## Start Listing

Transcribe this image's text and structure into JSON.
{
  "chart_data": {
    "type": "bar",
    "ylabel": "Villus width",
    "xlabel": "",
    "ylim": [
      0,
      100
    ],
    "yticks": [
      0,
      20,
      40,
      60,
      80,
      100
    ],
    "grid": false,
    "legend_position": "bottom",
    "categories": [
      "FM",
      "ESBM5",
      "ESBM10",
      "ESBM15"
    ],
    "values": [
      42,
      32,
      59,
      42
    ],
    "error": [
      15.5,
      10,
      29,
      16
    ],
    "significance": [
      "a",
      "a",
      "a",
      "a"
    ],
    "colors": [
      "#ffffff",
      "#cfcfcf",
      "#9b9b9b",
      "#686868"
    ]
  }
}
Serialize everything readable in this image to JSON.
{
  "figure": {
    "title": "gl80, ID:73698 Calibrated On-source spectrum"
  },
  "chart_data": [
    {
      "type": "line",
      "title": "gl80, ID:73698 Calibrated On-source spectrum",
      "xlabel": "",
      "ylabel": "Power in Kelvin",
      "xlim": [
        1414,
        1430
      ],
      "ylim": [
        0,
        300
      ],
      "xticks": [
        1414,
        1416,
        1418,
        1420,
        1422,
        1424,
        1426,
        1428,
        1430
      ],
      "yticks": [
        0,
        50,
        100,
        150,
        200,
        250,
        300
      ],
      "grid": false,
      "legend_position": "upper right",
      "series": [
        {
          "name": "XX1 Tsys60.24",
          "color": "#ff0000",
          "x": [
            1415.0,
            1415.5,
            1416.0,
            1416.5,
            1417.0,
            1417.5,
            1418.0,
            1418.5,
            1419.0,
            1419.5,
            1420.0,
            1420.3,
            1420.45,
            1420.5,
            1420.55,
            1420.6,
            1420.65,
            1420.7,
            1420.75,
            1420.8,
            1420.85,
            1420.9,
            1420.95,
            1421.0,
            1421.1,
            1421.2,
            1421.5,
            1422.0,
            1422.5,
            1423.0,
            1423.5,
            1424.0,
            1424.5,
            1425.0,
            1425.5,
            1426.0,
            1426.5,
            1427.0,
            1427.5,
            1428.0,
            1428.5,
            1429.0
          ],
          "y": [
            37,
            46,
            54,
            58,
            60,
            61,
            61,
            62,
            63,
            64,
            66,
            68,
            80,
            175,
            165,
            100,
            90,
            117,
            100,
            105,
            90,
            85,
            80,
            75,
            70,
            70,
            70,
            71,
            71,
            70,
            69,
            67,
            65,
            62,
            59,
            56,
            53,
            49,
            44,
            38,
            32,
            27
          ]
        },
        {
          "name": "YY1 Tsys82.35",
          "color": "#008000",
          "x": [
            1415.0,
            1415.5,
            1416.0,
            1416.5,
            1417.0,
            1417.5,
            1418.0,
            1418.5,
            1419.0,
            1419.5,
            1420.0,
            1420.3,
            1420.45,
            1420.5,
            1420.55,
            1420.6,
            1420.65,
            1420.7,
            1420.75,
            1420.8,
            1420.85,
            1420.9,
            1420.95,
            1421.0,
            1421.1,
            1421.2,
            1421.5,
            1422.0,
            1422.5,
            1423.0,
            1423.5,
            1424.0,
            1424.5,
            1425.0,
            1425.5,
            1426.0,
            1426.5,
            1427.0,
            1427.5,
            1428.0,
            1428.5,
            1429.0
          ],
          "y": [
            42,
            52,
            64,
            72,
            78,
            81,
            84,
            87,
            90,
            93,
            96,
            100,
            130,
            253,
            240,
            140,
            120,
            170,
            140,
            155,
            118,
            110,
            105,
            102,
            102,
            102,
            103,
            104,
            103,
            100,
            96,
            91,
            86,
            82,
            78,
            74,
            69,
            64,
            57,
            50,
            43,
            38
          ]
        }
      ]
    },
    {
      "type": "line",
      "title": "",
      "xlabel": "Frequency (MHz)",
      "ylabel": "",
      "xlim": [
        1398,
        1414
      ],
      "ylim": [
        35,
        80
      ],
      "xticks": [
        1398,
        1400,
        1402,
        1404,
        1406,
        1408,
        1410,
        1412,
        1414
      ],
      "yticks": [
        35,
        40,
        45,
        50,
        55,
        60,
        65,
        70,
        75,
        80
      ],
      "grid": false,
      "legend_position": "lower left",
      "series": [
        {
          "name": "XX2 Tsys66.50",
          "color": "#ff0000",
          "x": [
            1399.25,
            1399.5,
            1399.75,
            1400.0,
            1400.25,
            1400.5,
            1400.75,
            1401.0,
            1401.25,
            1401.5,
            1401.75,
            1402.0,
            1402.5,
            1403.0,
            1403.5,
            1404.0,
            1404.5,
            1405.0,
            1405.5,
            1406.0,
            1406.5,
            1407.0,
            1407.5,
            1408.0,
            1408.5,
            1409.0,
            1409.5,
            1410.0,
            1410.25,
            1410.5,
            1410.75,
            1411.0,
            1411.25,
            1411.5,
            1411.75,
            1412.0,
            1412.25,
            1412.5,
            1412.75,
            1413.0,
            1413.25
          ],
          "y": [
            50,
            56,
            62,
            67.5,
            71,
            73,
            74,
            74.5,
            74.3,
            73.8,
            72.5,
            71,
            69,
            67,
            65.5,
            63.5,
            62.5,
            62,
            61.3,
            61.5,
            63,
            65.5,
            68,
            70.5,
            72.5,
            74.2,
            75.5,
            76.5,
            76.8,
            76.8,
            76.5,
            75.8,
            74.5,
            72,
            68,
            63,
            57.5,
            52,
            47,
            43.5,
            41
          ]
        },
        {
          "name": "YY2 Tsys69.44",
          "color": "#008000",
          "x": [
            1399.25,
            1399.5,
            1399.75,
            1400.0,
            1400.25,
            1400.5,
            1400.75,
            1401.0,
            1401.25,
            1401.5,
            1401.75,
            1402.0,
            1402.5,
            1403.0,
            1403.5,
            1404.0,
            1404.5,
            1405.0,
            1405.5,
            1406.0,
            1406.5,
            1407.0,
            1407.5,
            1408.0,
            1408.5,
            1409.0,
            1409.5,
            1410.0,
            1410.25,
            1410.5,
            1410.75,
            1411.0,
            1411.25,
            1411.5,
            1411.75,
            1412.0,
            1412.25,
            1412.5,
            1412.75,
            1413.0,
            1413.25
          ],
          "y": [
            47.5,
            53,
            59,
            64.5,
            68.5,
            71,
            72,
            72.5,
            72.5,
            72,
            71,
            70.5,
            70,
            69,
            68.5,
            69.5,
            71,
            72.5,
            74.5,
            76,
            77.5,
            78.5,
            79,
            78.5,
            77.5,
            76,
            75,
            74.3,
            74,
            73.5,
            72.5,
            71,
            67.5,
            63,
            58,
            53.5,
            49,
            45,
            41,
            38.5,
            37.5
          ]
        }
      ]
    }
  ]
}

## End Listing

*Exercise brief*:
Report only the number of lines that hold the string "source" in this listing.

*The result*:
2